------ Input rows

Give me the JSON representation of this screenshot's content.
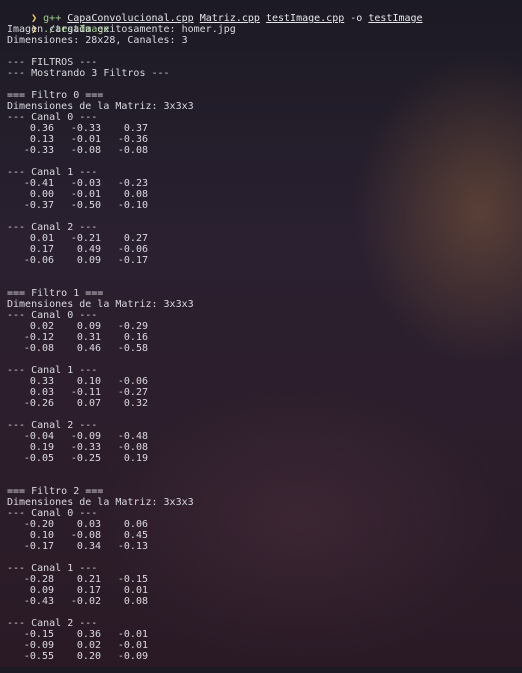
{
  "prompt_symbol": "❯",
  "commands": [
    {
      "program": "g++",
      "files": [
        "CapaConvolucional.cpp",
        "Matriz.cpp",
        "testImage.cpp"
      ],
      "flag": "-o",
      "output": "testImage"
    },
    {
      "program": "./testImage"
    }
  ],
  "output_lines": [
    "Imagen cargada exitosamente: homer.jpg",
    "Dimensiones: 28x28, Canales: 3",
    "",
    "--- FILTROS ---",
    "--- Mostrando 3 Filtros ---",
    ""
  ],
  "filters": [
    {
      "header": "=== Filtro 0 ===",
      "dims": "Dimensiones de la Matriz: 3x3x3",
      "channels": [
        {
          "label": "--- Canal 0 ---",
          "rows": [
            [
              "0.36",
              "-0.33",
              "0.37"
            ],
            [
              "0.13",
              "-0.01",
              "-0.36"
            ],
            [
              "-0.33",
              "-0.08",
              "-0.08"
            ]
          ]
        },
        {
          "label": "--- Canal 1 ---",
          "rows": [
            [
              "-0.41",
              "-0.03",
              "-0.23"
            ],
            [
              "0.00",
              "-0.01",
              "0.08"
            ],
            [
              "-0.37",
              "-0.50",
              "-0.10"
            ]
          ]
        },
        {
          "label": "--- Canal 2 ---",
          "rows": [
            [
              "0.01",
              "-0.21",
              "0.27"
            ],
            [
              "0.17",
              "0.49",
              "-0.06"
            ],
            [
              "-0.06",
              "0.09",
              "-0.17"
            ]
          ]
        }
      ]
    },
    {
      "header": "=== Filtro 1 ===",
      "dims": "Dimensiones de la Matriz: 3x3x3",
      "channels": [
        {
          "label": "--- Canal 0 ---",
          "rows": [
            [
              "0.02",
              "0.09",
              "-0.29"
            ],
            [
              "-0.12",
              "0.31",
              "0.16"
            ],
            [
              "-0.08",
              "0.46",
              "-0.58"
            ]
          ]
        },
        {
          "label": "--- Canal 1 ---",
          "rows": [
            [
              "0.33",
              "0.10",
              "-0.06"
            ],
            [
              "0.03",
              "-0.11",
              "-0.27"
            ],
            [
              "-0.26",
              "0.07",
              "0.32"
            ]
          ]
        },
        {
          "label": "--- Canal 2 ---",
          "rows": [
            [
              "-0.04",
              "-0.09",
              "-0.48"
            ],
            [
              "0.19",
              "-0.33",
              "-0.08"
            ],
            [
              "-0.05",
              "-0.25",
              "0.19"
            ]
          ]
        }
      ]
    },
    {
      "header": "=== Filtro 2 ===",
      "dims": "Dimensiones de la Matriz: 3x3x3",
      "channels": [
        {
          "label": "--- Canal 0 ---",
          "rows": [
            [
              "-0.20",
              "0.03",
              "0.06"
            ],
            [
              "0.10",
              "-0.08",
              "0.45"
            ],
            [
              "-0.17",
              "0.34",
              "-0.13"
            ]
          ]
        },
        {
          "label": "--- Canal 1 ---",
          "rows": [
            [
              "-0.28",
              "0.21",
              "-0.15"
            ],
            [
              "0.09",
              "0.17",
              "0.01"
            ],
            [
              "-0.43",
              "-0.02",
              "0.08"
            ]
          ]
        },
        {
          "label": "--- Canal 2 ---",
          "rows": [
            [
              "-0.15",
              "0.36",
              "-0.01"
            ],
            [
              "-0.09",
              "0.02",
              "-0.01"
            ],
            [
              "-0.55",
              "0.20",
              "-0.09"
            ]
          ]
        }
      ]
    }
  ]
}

------------
------ Input rows

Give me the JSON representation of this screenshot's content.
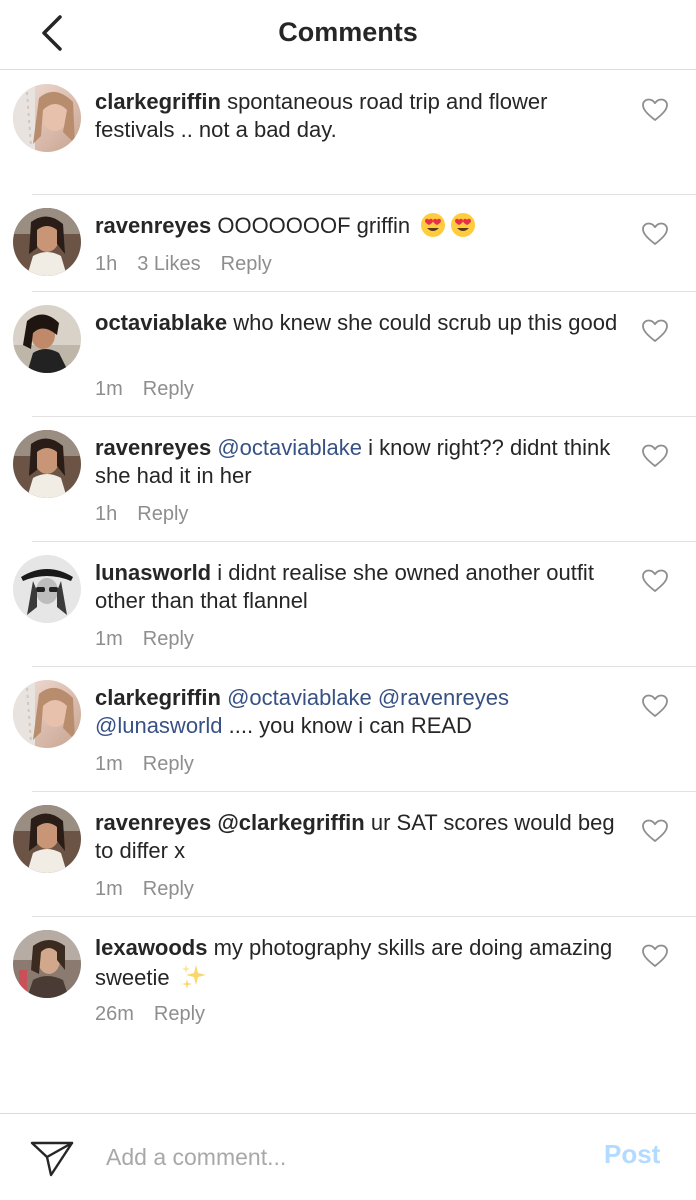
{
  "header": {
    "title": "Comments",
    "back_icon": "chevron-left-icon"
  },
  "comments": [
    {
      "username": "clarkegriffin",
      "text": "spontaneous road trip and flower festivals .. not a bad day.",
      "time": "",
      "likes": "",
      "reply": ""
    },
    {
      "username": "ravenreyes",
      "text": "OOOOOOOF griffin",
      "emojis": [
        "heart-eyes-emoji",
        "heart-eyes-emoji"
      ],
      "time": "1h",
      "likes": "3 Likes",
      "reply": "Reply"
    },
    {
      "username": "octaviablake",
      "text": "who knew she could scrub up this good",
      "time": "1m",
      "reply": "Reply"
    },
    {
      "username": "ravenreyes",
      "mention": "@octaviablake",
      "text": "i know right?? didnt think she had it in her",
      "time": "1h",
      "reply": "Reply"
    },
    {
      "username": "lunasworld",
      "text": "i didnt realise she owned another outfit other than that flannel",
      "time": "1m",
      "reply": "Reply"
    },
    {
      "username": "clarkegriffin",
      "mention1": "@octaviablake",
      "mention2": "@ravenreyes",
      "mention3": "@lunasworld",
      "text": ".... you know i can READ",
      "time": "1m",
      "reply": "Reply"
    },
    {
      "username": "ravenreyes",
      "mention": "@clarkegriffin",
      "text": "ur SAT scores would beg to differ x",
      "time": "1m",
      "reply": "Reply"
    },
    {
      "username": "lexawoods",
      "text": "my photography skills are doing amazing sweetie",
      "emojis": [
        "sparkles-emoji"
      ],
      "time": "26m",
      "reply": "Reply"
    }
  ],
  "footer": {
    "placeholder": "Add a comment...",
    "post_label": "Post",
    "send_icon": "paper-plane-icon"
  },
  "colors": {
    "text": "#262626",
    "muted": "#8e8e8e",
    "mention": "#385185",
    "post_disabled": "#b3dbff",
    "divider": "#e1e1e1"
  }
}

------------

▶ _Stated problem_: Search the entries for the word "header" and copy every line that has it.

▶ _Written answer_:
      "header": "=== Filtro 0 ===",
      "header": "=== Filtro 1 ===",
      "header": "=== Filtro 2 ===",
  "header": {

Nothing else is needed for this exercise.